SET EXERCISE:
Extract all lines in the data that contain the word "JSON".

DATA FOR THE TASK:
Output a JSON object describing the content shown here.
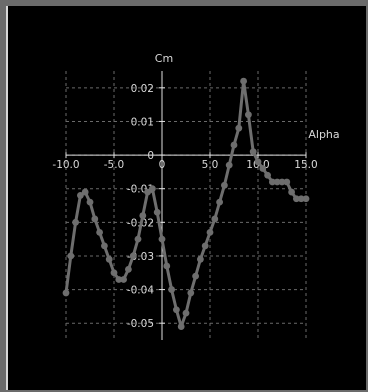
{
  "chart_data": {
    "type": "line",
    "xlabel": "Alpha",
    "ylabel": "Cm",
    "xlim": [
      -10.0,
      15.0
    ],
    "ylim": [
      -0.055,
      0.025
    ],
    "xticks": [
      -10.0,
      -5.0,
      0.0,
      5.0,
      10.0,
      15.0
    ],
    "xtick_labels": [
      "-10.0",
      "-5.0",
      "0",
      "5.0",
      "10.0",
      "15.0"
    ],
    "yticks": [
      0.02,
      0.01,
      0,
      -0.01,
      -0.02,
      -0.03,
      -0.04,
      -0.05
    ],
    "ytick_labels": [
      "0.02",
      "0.01",
      "0",
      "-0.01",
      "-0.02",
      "-0.03",
      "-0.04",
      "-0.05"
    ],
    "grid": true,
    "series": [
      {
        "color": "#6e6e6e",
        "x": [
          -10.0,
          -9.5,
          -9.0,
          -8.5,
          -8.0,
          -7.5,
          -7.0,
          -6.5,
          -6.0,
          -5.5,
          -5.0,
          -4.5,
          -4.0,
          -3.5,
          -3.0,
          -2.5,
          -2.0,
          -1.5,
          -1.0,
          -0.5,
          0.0,
          0.5,
          1.0,
          1.5,
          2.0,
          2.5,
          3.0,
          3.5,
          4.0,
          4.5,
          5.0,
          5.5,
          6.0,
          6.5,
          7.0,
          7.5,
          8.0,
          8.5,
          9.0,
          9.5,
          10.0,
          10.5,
          11.0,
          11.5,
          12.0,
          12.5,
          13.0,
          13.5,
          14.0,
          14.5,
          15.0
        ],
        "y": [
          -0.041,
          -0.03,
          -0.02,
          -0.012,
          -0.011,
          -0.014,
          -0.019,
          -0.023,
          -0.027,
          -0.031,
          -0.035,
          -0.037,
          -0.037,
          -0.034,
          -0.03,
          -0.025,
          -0.018,
          -0.011,
          -0.01,
          -0.017,
          -0.025,
          -0.033,
          -0.04,
          -0.046,
          -0.051,
          -0.047,
          -0.041,
          -0.036,
          -0.031,
          -0.027,
          -0.023,
          -0.019,
          -0.014,
          -0.009,
          -0.003,
          0.003,
          0.008,
          0.022,
          0.012,
          0.001,
          -0.002,
          -0.004,
          -0.006,
          -0.008,
          -0.008,
          -0.008,
          -0.008,
          -0.011,
          -0.013,
          -0.013,
          -0.013
        ]
      }
    ]
  }
}
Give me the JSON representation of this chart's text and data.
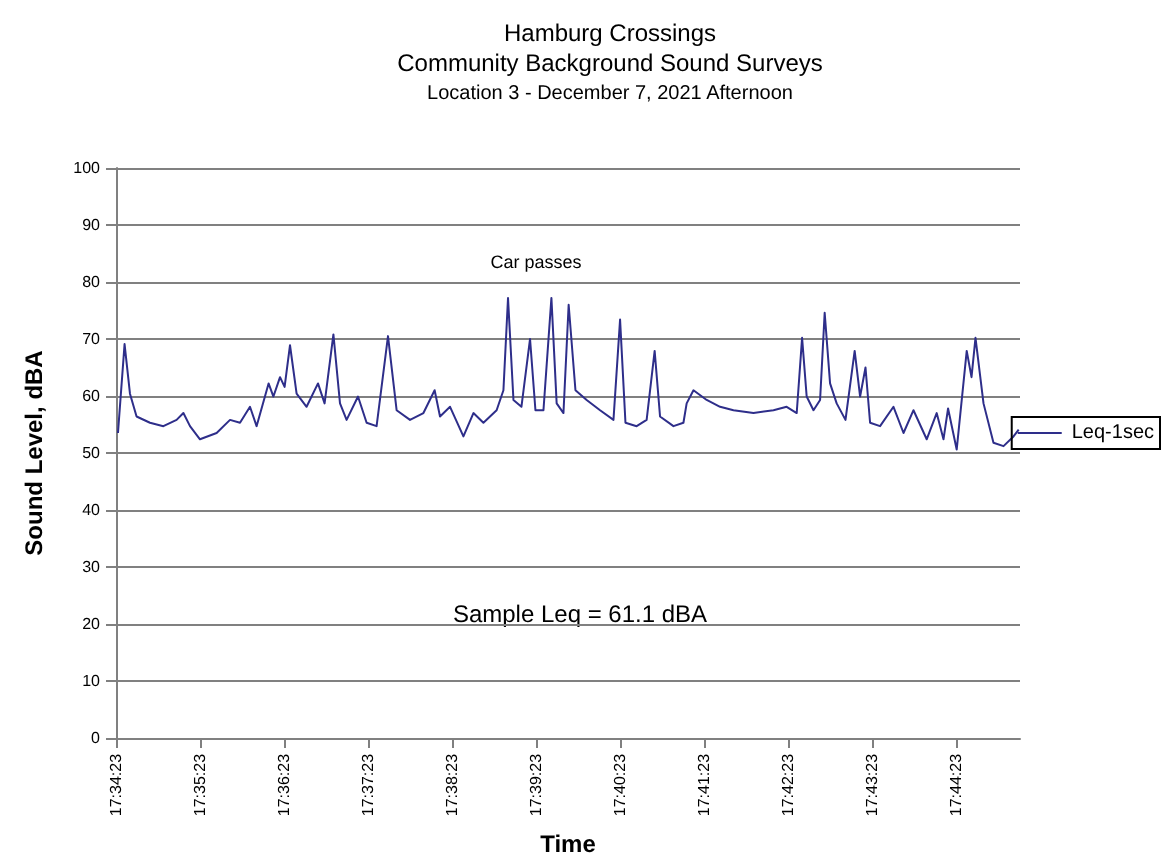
{
  "chart_data": {
    "type": "line",
    "title": "Hamburg Crossings\nCommunity Background Sound Surveys",
    "subtitle": "Location 3 - December 7, 2021 Afternoon",
    "xlabel": "Time",
    "ylabel": "Sound Level, dBA",
    "annotations": [
      "Car passes",
      "Sample Leq = 61.1 dBA"
    ],
    "series": [
      {
        "name": "Leq-1sec",
        "color": "#2e2e8a",
        "x": [
          17.57345,
          17.57476,
          17.57583,
          17.57714,
          17.5798,
          17.58246,
          17.58508,
          17.58643,
          17.58774,
          17.58972,
          17.59302,
          17.59568,
          17.59766,
          17.59964,
          17.60095,
          17.60333,
          17.60429,
          17.6056,
          17.60651,
          17.60758,
          17.60889,
          17.61087,
          17.61313,
          17.61444,
          17.61619,
          17.6175,
          17.61881,
          17.62107,
          17.62278,
          17.62476,
          17.62702,
          17.62873,
          17.63139,
          17.63405,
          17.63627,
          17.63734,
          17.63933,
          17.64198,
          17.64397,
          17.64595,
          17.64857,
          17.64992,
          17.65083,
          17.65191,
          17.65349,
          17.6552,
          17.65627,
          17.65786,
          17.65944,
          17.66048,
          17.66183,
          17.66286,
          17.66421,
          17.66643,
          17.66909,
          17.67175,
          17.67306,
          17.67413,
          17.67635,
          17.67833,
          17.67992,
          17.68099,
          17.68365,
          17.68563,
          17.68627,
          17.68762,
          17.69024,
          17.6929,
          17.69556,
          17.69952,
          17.70349,
          17.70611,
          17.7081,
          17.70917,
          17.71008,
          17.71143,
          17.71274,
          17.71365,
          17.71472,
          17.71603,
          17.71778,
          17.7196,
          17.72068,
          17.72175,
          17.72266,
          17.72464,
          17.7273,
          17.72929,
          17.73127,
          17.73389,
          17.73587,
          17.73722,
          17.73813,
          17.73984,
          17.74183,
          17.74278,
          17.74357,
          17.74516,
          17.74714,
          17.74913,
          17.75111,
          17.75214
        ],
        "values": [
          53.5,
          69.1,
          60.4,
          56.4,
          55.3,
          54.7,
          55.8,
          57,
          54.7,
          52.4,
          53.5,
          55.8,
          55.3,
          58.1,
          54.7,
          62.2,
          59.9,
          63.3,
          61.6,
          68.9,
          60.4,
          58.1,
          62.2,
          58.7,
          70.8,
          58.7,
          55.8,
          59.9,
          55.3,
          54.7,
          70.5,
          57.5,
          55.8,
          57,
          61,
          56.4,
          58.1,
          52.9,
          57,
          55.3,
          57.5,
          61,
          77.2,
          59.3,
          58.1,
          70,
          57.5,
          57.5,
          77.2,
          58.7,
          57,
          76,
          61,
          59.3,
          57.5,
          55.8,
          73.4,
          55.3,
          54.7,
          55.8,
          67.9,
          56.4,
          54.7,
          55.3,
          58.7,
          61,
          59.3,
          58.1,
          57.5,
          57,
          57.5,
          58.1,
          57,
          70.2,
          59.9,
          57.5,
          59.3,
          74.6,
          62.2,
          58.7,
          55.8,
          67.9,
          59.9,
          65,
          55.3,
          54.7,
          58.1,
          53.5,
          57.5,
          52.4,
          57,
          52.4,
          57.8,
          50.6,
          67.9,
          63.3,
          70.2,
          58.7,
          51.8,
          51.2,
          52.9,
          54.1
        ]
      }
    ],
    "xlim": [
      17.57306,
      17.7524
    ],
    "xticks": [
      {
        "value": 17.57306,
        "label": "17:34:23"
      },
      {
        "value": 17.58972,
        "label": "17:35:23"
      },
      {
        "value": 17.60639,
        "label": "17:36:23"
      },
      {
        "value": 17.62306,
        "label": "17:37:23"
      },
      {
        "value": 17.63972,
        "label": "17:38:23"
      },
      {
        "value": 17.65639,
        "label": "17:39:23"
      },
      {
        "value": 17.67306,
        "label": "17:40:23"
      },
      {
        "value": 17.68972,
        "label": "17:41:23"
      },
      {
        "value": 17.70639,
        "label": "17:42:23"
      },
      {
        "value": 17.72306,
        "label": "17:43:23"
      },
      {
        "value": 17.73972,
        "label": "17:44:23"
      }
    ],
    "ylim": [
      0,
      100
    ],
    "yticks": [
      0,
      10,
      20,
      30,
      40,
      50,
      60,
      70,
      80,
      90,
      100
    ],
    "grid": "y",
    "legend": "right",
    "marker": "none",
    "line_style": "solid"
  }
}
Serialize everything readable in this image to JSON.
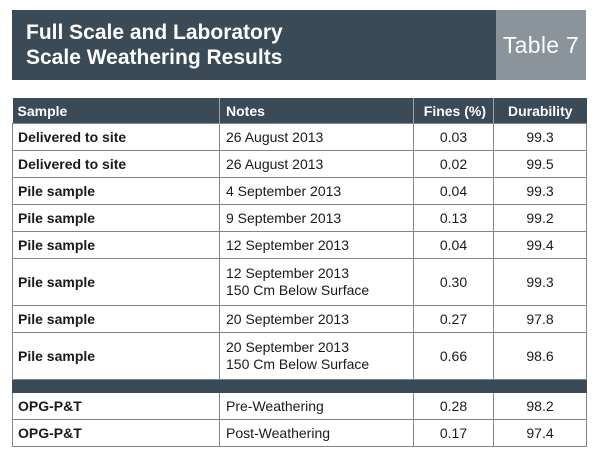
{
  "header": {
    "title_line1": "Full Scale and Laboratory",
    "title_line2": "Scale Weathering Results",
    "table_number": "Table 7"
  },
  "columns": {
    "sample": "Sample",
    "notes": "Notes",
    "fines": "Fines (%)",
    "durability": "Durability"
  },
  "rows": [
    {
      "sample": "Delivered to site",
      "notes1": "26 August 2013",
      "notes2": "",
      "fines": "0.03",
      "durability": "99.3"
    },
    {
      "sample": "Delivered to site",
      "notes1": "26 August 2013",
      "notes2": "",
      "fines": "0.02",
      "durability": "99.5"
    },
    {
      "sample": "Pile sample",
      "notes1": "4 September 2013",
      "notes2": "",
      "fines": "0.04",
      "durability": "99.3"
    },
    {
      "sample": "Pile sample",
      "notes1": "9 September 2013",
      "notes2": "",
      "fines": "0.13",
      "durability": "99.2"
    },
    {
      "sample": "Pile sample",
      "notes1": "12 September 2013",
      "notes2": "",
      "fines": "0.04",
      "durability": "99.4"
    },
    {
      "sample": "Pile sample",
      "notes1": "12 September 2013",
      "notes2": "150 Cm Below Surface",
      "fines": "0.30",
      "durability": "99.3"
    },
    {
      "sample": "Pile sample",
      "notes1": "20 September 2013",
      "notes2": "",
      "fines": "0.27",
      "durability": "97.8"
    },
    {
      "sample": "Pile sample",
      "notes1": "20 September 2013",
      "notes2": "150 Cm Below Surface",
      "fines": "0.66",
      "durability": "98.6"
    }
  ],
  "lab_rows": [
    {
      "sample": "OPG-P&T",
      "notes1": "Pre-Weathering",
      "fines": "0.28",
      "durability": "98.2"
    },
    {
      "sample": "OPG-P&T",
      "notes1": "Post-Weathering",
      "fines": "0.17",
      "durability": "97.4"
    }
  ],
  "colors": {
    "header_dark": "#3b4a57",
    "header_light": "#8b949b",
    "grid": "#7d8890"
  }
}
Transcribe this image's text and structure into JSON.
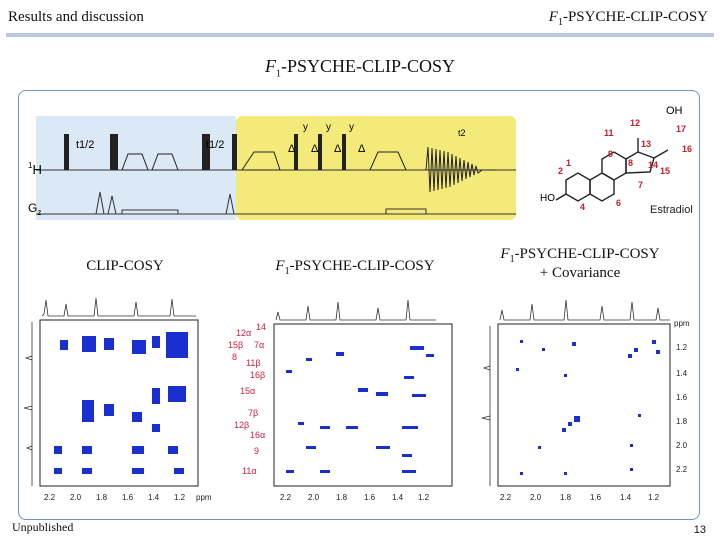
{
  "header": {
    "section": "Results and discussion",
    "topic_italic": "F",
    "topic_sub": "1",
    "topic_rest": "-PSYCHE-CLIP-COSY"
  },
  "slide_title": {
    "italic": "F",
    "sub": "1",
    "rest": "-PSYCHE-CLIP-COSY"
  },
  "pulse_sequence": {
    "channel_h": "H",
    "channel_h_pre": "1",
    "channel_g": "G",
    "channel_g_sub": "z",
    "t1_half_a": "t1/2",
    "t1_half_b": "t1/2",
    "t2": "t2",
    "y_labels": [
      "y",
      "y",
      "y"
    ],
    "delta_labels": [
      "Δ",
      "Δ",
      "Δ",
      "Δ"
    ],
    "colors": {
      "blue_block": "#dbe8f6",
      "yellow_block": "#f4ea7a"
    }
  },
  "molecule": {
    "name": "Estradiol",
    "oh": "OH",
    "ho": "HO",
    "red_numbers": [
      "12",
      "11",
      "9",
      "8",
      "13",
      "17",
      "16",
      "15",
      "14",
      "7",
      "6",
      "4",
      "2",
      "1"
    ],
    "color": "#c0202a"
  },
  "spectra": {
    "clip_cosy_label": "CLIP-COSY",
    "psyche_label": {
      "italic": "F",
      "sub": "1",
      "rest": "-PSYCHE-CLIP-COSY"
    },
    "covariance_label": {
      "italic": "F",
      "sub": "1",
      "rest": "-PSYCHE-CLIP-COSY",
      "line2": "+ Covariance"
    },
    "axis_ticks": [
      "2.2",
      "2.0",
      "1.8",
      "1.6",
      "1.4",
      "1.2"
    ],
    "axis_unit": "ppm",
    "right_ticks": [
      "1.2",
      "1.4",
      "1.6",
      "1.8",
      "2.0",
      "2.2"
    ],
    "proton_labels": [
      "12α",
      "14",
      "15β",
      "7α",
      "8",
      "11β",
      "16β",
      "15α",
      "7β",
      "12β",
      "16α",
      "9",
      "11α"
    ],
    "peak_color": "#1a2fd0"
  },
  "footer": {
    "note": "Unpublished",
    "page": "13"
  }
}
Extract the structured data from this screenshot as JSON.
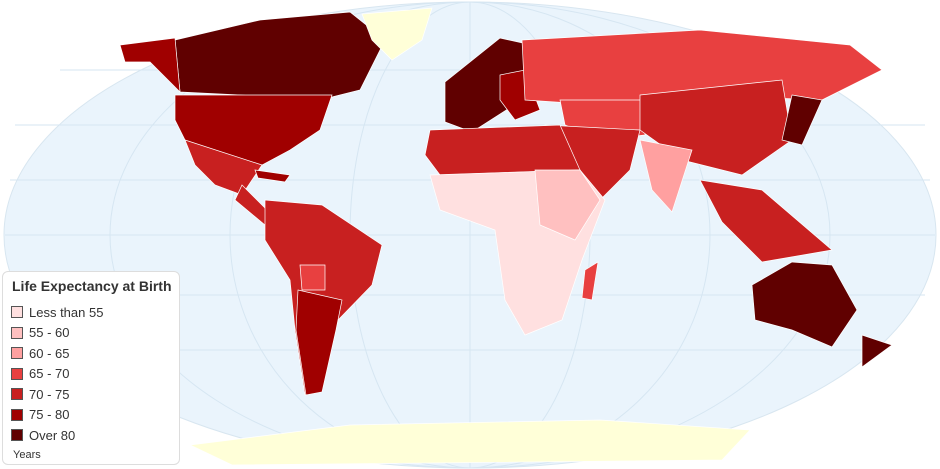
{
  "legend": {
    "title": "Life Expectancy at Birth",
    "unit": "Years",
    "items": [
      {
        "label": "Less than 55",
        "color": "#FFE0E0"
      },
      {
        "label": "55 - 60",
        "color": "#FFC0C0"
      },
      {
        "label": "60 - 65",
        "color": "#FFA0A0"
      },
      {
        "label": "65 - 70",
        "color": "#E84040"
      },
      {
        "label": "70 - 75",
        "color": "#C82020"
      },
      {
        "label": "75 - 80",
        "color": "#A00000"
      },
      {
        "label": "Over 80",
        "color": "#600000"
      }
    ]
  },
  "colors": {
    "ocean": "#EAF4FC",
    "no_data": "#FFFFD8",
    "border": "#ffffff"
  }
}
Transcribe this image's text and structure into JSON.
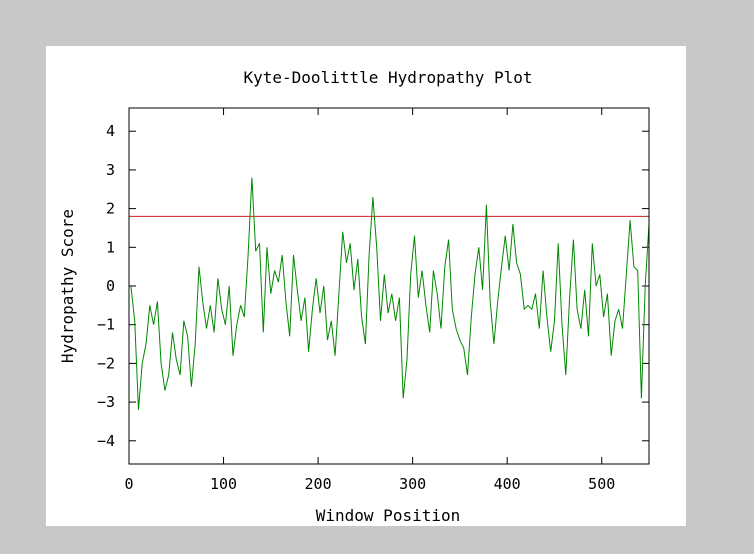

WORKED SOLUTION:
Output a JSON object describing the content shown here.
Give me the JSON representation of this chart's text and data.
Serialize everything readable in this image to JSON.
Transcribe this image's text and structure into JSON.
Extract the structured data from this screenshot as JSON.
Transcribe this image's text and structure into JSON.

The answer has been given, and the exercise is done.